--- BEGIN INFORMATION SHOWN ---
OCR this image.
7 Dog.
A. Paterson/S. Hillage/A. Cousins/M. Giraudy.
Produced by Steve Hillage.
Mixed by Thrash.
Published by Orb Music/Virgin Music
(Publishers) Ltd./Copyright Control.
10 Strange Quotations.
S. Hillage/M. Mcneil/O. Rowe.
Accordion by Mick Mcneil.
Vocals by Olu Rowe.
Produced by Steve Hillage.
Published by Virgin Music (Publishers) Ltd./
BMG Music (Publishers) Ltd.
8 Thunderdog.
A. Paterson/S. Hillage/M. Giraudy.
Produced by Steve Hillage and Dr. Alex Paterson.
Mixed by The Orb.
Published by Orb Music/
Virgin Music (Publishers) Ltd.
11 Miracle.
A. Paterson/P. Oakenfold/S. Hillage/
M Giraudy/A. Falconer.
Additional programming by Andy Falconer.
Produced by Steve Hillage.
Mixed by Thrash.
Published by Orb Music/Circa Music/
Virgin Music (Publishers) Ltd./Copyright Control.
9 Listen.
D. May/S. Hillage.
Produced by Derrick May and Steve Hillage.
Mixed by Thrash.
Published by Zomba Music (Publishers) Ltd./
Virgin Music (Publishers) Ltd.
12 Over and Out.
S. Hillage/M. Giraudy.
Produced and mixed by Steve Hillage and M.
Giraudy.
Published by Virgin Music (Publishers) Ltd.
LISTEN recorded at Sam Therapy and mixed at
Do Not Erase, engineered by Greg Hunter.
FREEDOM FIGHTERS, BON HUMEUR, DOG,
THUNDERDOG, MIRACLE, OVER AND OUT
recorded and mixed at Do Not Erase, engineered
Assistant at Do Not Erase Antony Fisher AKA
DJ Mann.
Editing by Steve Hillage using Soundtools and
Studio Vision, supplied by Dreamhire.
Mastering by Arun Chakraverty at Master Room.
--- END INFORMATION SHOWN ---
Transcribe the records above exactly as they appear.

OCR this image.
7 Dog.
A. Paterson/S. Hillage/A. Cousins/M. Giraudy.
Produced by Steve Hillage.
Mixed by Thrash.
Published by Orb Music/Virgin Music
(Publishers) Ltd./Copyright Control.
10 Strange Quotations.
S. Hillage/M. Mcneil/O. Rowe.
Accordion by Mick Mcneil.
Vocals by Olu Rowe.
Produced by Steve Hillage.
Published by Virgin Music (Publishers) Ltd./
BMG Music (Publishers) Ltd.
8 Thunderdog.
A. Paterson/S. Hillage/M. Giraudy.
Produced by Steve Hillage and Dr. Alex Paterson.
Mixed by The Orb.
Published by Orb Music/
Virgin Music (Publishers) Ltd.
11 Miracle.
A. Paterson/P. Oakenfold/S. Hillage/
M Giraudy/A. Falconer.
Additional programming by Andy Falconer.
Produced by Steve Hillage.
Mixed by Thrash.
Published by Orb Music/Circa Music/
Virgin Music (Publishers) Ltd./Copyright Control.
9 Listen.
D. May/S. Hillage.
Produced by Derrick May and Steve Hillage.
Mixed by Thrash.
Published by Zomba Music (Publishers) Ltd./
Virgin Music (Publishers) Ltd.
12 Over and Out.
S. Hillage/M. Giraudy.
Produced and mixed by Steve Hillage and M.
Giraudy.
Published by Virgin Music (Publishers) Ltd.
LISTEN recorded at Sam Therapy and mixed at
Do Not Erase, engineered by Greg Hunter.
FREEDOM FIGHTERS, BON HUMEUR, DOG,
THUNDERDOG, MIRACLE, OVER AND OUT
recorded and mixed at Do Not Erase, engineered
Assistant at Do Not Erase Antony Fisher AKA
DJ Mann.
Editing by Steve Hillage using Soundtools and
Studio Vision, supplied by Dreamhire.
Mastering by Arun Chakraverty at Master Room.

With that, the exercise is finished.